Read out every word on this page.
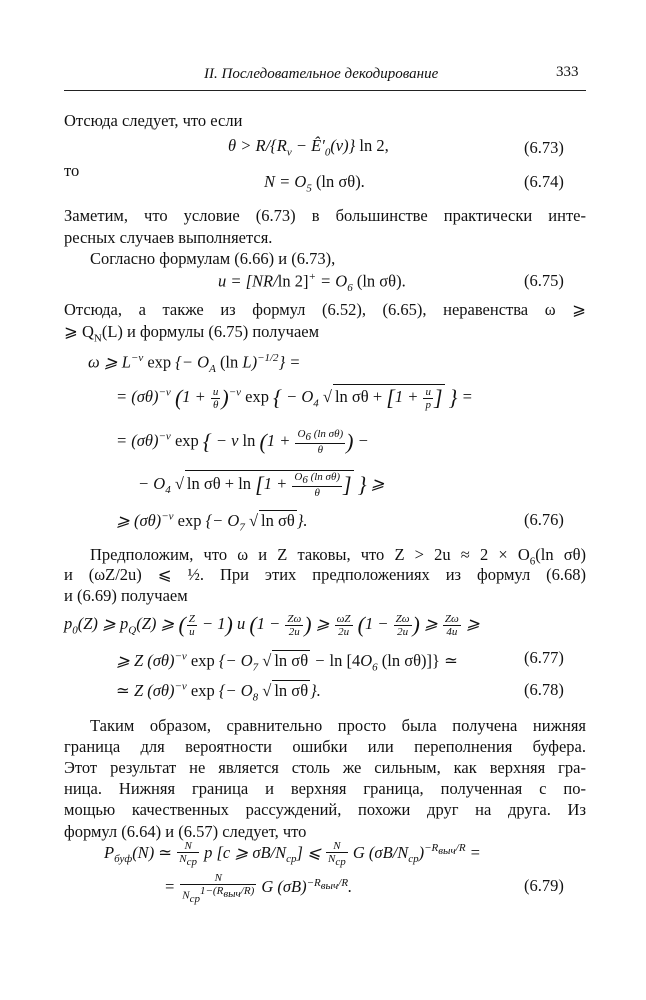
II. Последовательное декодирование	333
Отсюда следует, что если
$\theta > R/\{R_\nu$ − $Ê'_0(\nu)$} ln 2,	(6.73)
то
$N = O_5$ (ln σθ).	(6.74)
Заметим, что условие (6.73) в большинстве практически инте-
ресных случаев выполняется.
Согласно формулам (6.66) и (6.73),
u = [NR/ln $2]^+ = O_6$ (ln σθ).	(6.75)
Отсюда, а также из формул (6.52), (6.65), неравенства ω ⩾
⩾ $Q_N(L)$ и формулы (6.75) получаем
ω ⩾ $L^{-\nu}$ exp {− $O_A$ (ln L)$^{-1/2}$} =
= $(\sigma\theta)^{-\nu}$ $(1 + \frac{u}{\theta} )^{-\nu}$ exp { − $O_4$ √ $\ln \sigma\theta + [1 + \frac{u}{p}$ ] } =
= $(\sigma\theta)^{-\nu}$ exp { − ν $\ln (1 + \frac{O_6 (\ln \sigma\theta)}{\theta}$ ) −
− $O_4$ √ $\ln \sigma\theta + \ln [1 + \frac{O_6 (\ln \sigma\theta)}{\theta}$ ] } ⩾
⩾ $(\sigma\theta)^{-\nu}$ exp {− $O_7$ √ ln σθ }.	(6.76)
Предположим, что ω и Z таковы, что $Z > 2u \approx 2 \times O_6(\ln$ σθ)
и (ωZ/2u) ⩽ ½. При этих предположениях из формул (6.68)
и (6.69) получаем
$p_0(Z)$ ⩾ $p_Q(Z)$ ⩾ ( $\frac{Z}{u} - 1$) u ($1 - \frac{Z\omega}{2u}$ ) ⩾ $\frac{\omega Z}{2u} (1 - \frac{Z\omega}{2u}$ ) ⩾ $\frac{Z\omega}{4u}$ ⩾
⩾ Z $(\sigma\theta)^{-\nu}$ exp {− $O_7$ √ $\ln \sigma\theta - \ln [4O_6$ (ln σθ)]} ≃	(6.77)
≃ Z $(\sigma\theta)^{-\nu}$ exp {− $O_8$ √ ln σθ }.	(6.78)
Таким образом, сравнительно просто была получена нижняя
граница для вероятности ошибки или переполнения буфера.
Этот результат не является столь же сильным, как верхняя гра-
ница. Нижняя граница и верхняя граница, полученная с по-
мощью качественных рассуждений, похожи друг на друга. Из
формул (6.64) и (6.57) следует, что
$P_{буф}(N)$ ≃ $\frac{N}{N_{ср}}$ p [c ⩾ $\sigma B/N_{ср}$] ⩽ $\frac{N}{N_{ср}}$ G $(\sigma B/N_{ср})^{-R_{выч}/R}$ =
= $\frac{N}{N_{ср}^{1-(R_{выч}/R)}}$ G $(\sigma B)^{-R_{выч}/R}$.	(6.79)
========================================================================
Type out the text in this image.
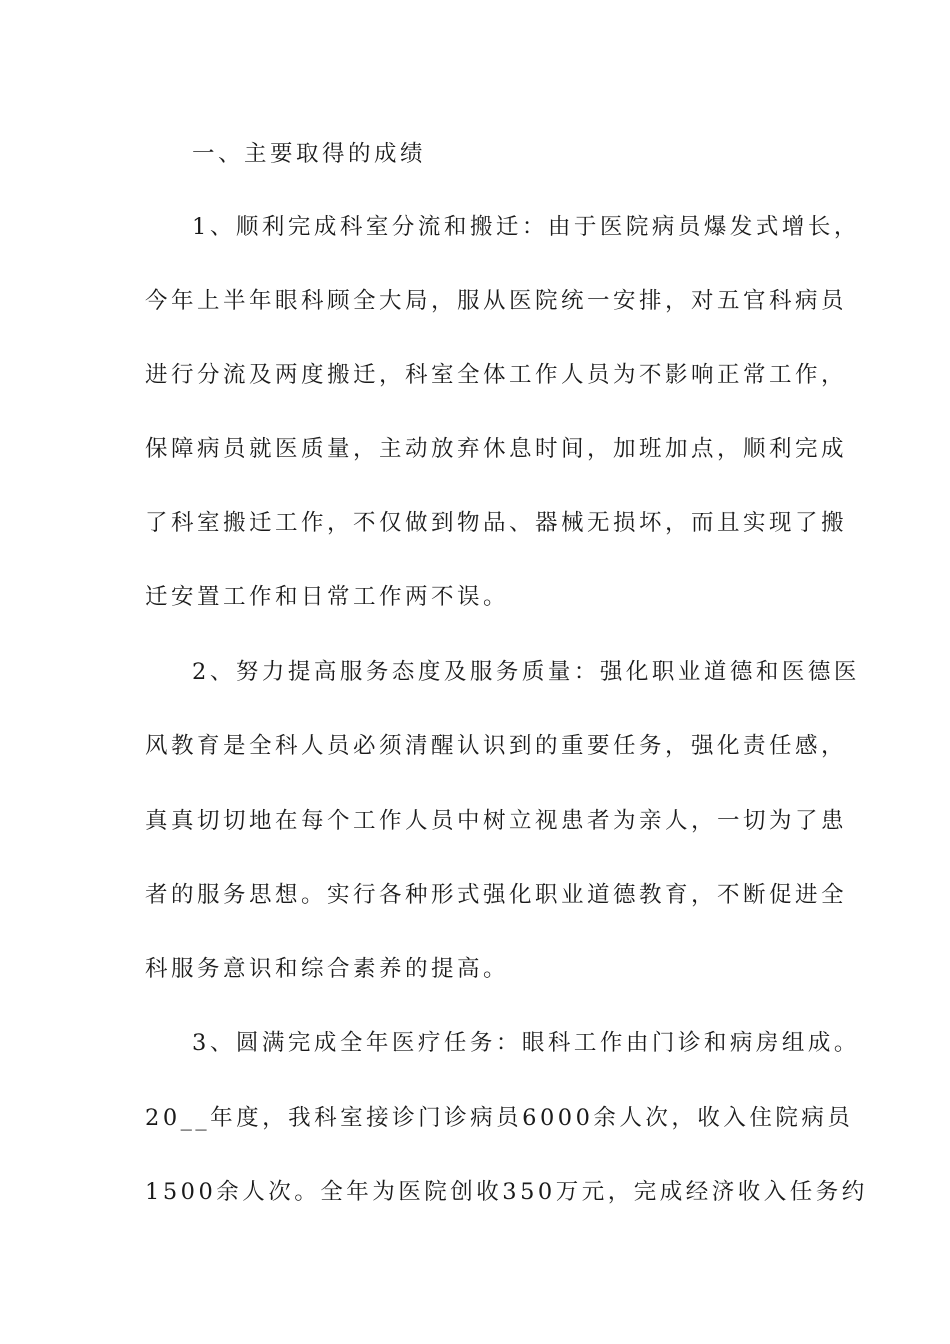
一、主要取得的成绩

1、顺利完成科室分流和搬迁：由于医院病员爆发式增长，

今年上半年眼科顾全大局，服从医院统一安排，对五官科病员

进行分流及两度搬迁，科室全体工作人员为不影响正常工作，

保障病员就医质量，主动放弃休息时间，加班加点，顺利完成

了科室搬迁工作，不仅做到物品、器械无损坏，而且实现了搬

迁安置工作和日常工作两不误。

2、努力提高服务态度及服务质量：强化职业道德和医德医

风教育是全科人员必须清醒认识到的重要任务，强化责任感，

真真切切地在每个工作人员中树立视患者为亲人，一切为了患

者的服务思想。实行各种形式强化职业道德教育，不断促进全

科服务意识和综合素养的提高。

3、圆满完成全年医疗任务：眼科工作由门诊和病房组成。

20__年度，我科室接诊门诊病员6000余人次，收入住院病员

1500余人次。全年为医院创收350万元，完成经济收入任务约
========================================================================
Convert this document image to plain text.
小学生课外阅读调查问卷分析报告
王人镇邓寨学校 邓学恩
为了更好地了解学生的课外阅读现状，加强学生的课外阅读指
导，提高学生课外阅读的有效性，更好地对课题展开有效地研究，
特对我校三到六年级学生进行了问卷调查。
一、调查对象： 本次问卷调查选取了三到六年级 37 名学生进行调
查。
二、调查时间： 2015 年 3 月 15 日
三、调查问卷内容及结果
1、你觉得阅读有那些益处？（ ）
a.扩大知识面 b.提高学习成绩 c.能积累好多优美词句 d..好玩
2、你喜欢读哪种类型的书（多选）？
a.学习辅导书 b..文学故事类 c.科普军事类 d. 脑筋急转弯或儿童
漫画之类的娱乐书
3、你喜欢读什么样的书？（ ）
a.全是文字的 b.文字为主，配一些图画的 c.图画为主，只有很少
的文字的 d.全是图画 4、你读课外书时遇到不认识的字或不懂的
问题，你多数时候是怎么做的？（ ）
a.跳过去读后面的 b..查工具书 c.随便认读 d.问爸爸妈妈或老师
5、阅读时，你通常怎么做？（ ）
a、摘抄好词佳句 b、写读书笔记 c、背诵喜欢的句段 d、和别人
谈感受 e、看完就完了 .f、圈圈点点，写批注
========================================================================
*Exercise brief*
Go through the material above and count the lines that include "text". Give the number alone.

*The reply*
2